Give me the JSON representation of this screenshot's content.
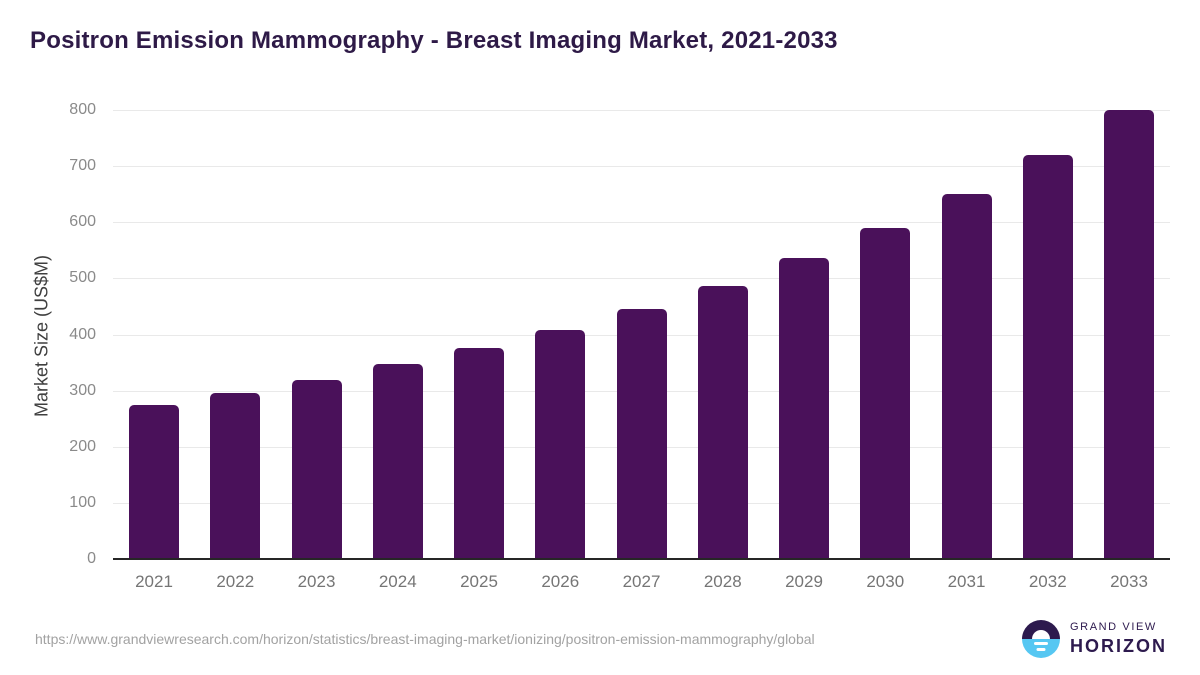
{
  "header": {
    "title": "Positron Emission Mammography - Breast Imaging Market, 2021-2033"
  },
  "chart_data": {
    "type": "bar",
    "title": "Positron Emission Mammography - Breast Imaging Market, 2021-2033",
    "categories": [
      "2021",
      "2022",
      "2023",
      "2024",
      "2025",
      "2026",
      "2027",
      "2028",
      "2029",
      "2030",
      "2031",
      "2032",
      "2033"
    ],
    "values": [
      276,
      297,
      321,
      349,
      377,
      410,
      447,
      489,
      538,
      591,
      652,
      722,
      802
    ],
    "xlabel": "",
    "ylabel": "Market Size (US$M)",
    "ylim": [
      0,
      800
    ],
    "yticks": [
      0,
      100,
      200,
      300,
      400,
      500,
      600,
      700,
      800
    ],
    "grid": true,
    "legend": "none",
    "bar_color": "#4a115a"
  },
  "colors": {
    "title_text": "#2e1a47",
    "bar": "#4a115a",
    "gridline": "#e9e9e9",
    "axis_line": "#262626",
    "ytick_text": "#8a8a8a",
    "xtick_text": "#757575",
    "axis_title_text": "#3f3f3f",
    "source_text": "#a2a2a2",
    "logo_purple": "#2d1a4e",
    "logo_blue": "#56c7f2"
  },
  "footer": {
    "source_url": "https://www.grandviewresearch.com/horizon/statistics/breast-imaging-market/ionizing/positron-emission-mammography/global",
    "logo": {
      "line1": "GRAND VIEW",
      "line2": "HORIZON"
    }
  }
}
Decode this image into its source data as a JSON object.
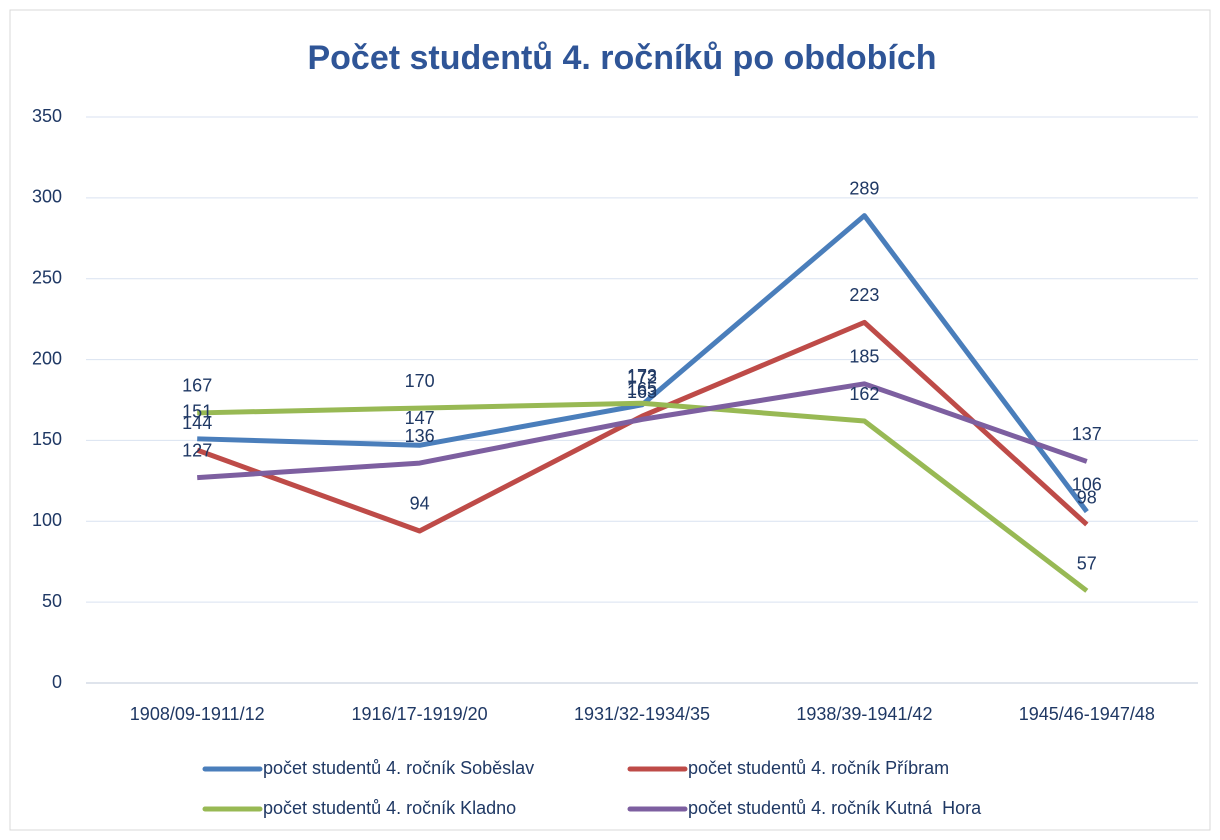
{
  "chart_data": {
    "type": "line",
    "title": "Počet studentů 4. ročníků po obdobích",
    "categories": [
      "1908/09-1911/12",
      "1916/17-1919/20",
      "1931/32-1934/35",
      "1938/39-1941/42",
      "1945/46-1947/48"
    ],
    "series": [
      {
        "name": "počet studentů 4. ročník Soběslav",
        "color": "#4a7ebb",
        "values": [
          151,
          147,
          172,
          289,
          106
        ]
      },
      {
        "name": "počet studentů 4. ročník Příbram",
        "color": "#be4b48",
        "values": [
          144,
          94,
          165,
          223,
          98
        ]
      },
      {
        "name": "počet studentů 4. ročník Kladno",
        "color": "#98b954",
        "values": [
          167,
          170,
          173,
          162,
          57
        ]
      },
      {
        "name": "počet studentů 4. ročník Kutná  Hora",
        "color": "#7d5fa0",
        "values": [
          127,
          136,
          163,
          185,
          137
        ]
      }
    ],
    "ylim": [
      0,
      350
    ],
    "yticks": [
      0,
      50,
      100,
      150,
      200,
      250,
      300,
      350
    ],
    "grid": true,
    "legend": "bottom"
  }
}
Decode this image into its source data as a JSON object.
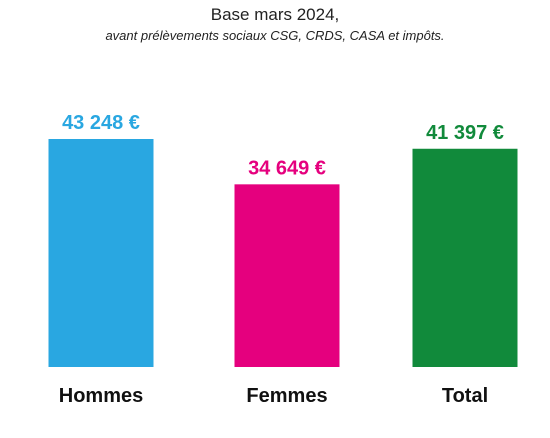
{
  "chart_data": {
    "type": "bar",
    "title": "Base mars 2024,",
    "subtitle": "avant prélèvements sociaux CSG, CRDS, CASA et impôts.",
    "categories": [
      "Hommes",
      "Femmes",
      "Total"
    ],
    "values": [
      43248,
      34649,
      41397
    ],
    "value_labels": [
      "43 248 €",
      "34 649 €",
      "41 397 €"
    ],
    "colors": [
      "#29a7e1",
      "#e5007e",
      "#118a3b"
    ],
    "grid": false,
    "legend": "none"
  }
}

**Aim of the task:** The data above should be repeated exactly, minus any pictures.

**Response to this task:**
Give me the JSON representation of this screenshot's content.
{
  "header": {
    "title": "Positron Emission Mammography - Breast Imaging Market, 2021-2033"
  },
  "chart_data": {
    "type": "bar",
    "title": "Positron Emission Mammography - Breast Imaging Market, 2021-2033",
    "categories": [
      "2021",
      "2022",
      "2023",
      "2024",
      "2025",
      "2026",
      "2027",
      "2028",
      "2029",
      "2030",
      "2031",
      "2032",
      "2033"
    ],
    "values": [
      276,
      297,
      321,
      349,
      377,
      410,
      447,
      489,
      538,
      591,
      652,
      722,
      802
    ],
    "xlabel": "",
    "ylabel": "Market Size (US$M)",
    "ylim": [
      0,
      800
    ],
    "yticks": [
      0,
      100,
      200,
      300,
      400,
      500,
      600,
      700,
      800
    ],
    "grid": true,
    "legend": "none",
    "bar_color": "#4a115a"
  },
  "colors": {
    "title_text": "#2e1a47",
    "bar": "#4a115a",
    "gridline": "#e9e9e9",
    "axis_line": "#262626",
    "ytick_text": "#8a8a8a",
    "xtick_text": "#757575",
    "axis_title_text": "#3f3f3f",
    "source_text": "#a2a2a2",
    "logo_purple": "#2d1a4e",
    "logo_blue": "#56c7f2"
  },
  "footer": {
    "source_url": "https://www.grandviewresearch.com/horizon/statistics/breast-imaging-market/ionizing/positron-emission-mammography/global",
    "logo": {
      "line1": "GRAND VIEW",
      "line2": "HORIZON"
    }
  }
}
Decode this image into its source data as a JSON object.
{
  "chart_data": {
    "type": "line",
    "title": "Počet studentů 4. ročníků po obdobích",
    "categories": [
      "1908/09-1911/12",
      "1916/17-1919/20",
      "1931/32-1934/35",
      "1938/39-1941/42",
      "1945/46-1947/48"
    ],
    "series": [
      {
        "name": "počet studentů 4. ročník Soběslav",
        "color": "#4a7ebb",
        "values": [
          151,
          147,
          172,
          289,
          106
        ]
      },
      {
        "name": "počet studentů 4. ročník Příbram",
        "color": "#be4b48",
        "values": [
          144,
          94,
          165,
          223,
          98
        ]
      },
      {
        "name": "počet studentů 4. ročník Kladno",
        "color": "#98b954",
        "values": [
          167,
          170,
          173,
          162,
          57
        ]
      },
      {
        "name": "počet studentů 4. ročník Kutná  Hora",
        "color": "#7d5fa0",
        "values": [
          127,
          136,
          163,
          185,
          137
        ]
      }
    ],
    "ylim": [
      0,
      350
    ],
    "yticks": [
      0,
      50,
      100,
      150,
      200,
      250,
      300,
      350
    ],
    "grid": true,
    "legend": "bottom"
  }
}
Decode this image into its source data as a JSON object.
{
  "chart_data": {
    "type": "bar",
    "title": "Base mars 2024,",
    "subtitle": "avant prélèvements sociaux CSG, CRDS, CASA et impôts.",
    "categories": [
      "Hommes",
      "Femmes",
      "Total"
    ],
    "values": [
      43248,
      34649,
      41397
    ],
    "value_labels": [
      "43 248 €",
      "34 649 €",
      "41 397 €"
    ],
    "colors": [
      "#29a7e1",
      "#e5007e",
      "#118a3b"
    ],
    "grid": false,
    "legend": "none"
  }
}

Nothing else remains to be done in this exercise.